- **Input material**

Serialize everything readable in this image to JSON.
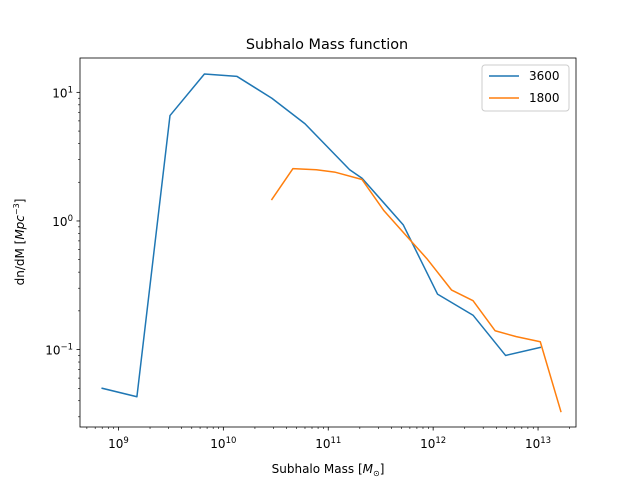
{
  "chart_data": {
    "type": "line",
    "title": "Subhalo Mass function",
    "xlabel": "Subhalo Mass [M⊙]",
    "ylabel": "dn/dM [Mpc⁻³]",
    "xscale": "log",
    "yscale": "log",
    "xlim": [
      430000000.0,
      23000000000000.0
    ],
    "ylim": [
      0.025,
      18.5
    ],
    "grid": false,
    "legend_position": "top-right",
    "x_ticks": [
      {
        "value": 1000000000.0,
        "base": "10",
        "exp": "9"
      },
      {
        "value": 10000000000.0,
        "base": "10",
        "exp": "10"
      },
      {
        "value": 100000000000.0,
        "base": "10",
        "exp": "11"
      },
      {
        "value": 1000000000000.0,
        "base": "10",
        "exp": "12"
      },
      {
        "value": 10000000000000.0,
        "base": "10",
        "exp": "13"
      }
    ],
    "y_ticks": [
      {
        "value": 0.1,
        "base": "10",
        "exp": "−1"
      },
      {
        "value": 1,
        "base": "10",
        "exp": "0"
      },
      {
        "value": 10,
        "base": "10",
        "exp": "1"
      }
    ],
    "series": [
      {
        "name": "3600",
        "color": "#1f77b4",
        "x": [
          700000000.0,
          1500000000.0,
          3100000000.0,
          6600000000.0,
          13500000000.0,
          29000000000.0,
          60000000000.0,
          160000000000.0,
          210000000000.0,
          520000000000.0,
          1100000000000.0,
          2400000000000.0,
          4900000000000.0,
          10500000000000.0
        ],
        "y": [
          0.05,
          0.043,
          6.6,
          13.9,
          13.3,
          9.0,
          5.7,
          2.5,
          2.15,
          0.93,
          0.27,
          0.185,
          0.09,
          0.104
        ]
      },
      {
        "name": "1800",
        "color": "#ff7f0e",
        "x": [
          29000000000.0,
          46000000000.0,
          77000000000.0,
          115000000000.0,
          210000000000.0,
          340000000000.0,
          560000000000.0,
          870000000000.0,
          1500000000000.0,
          2400000000000.0,
          3900000000000.0,
          6200000000000.0,
          10500000000000.0,
          16500000000000.0
        ],
        "y": [
          1.47,
          2.55,
          2.5,
          2.4,
          2.1,
          1.2,
          0.76,
          0.51,
          0.29,
          0.24,
          0.14,
          0.126,
          0.115,
          0.033
        ]
      }
    ]
  }
}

- **What you have to do**
Find each line in the records holding the string "value" and show it.

- **Answer to the problem**
        "value": 1000000000.0,
        "value": 10000000000.0,
        "value": 100000000000.0,
        "value": 1000000000000.0,
        "value": 10000000000000.0,
        "value": 0.1,
        "value": 1,
        "value": 10,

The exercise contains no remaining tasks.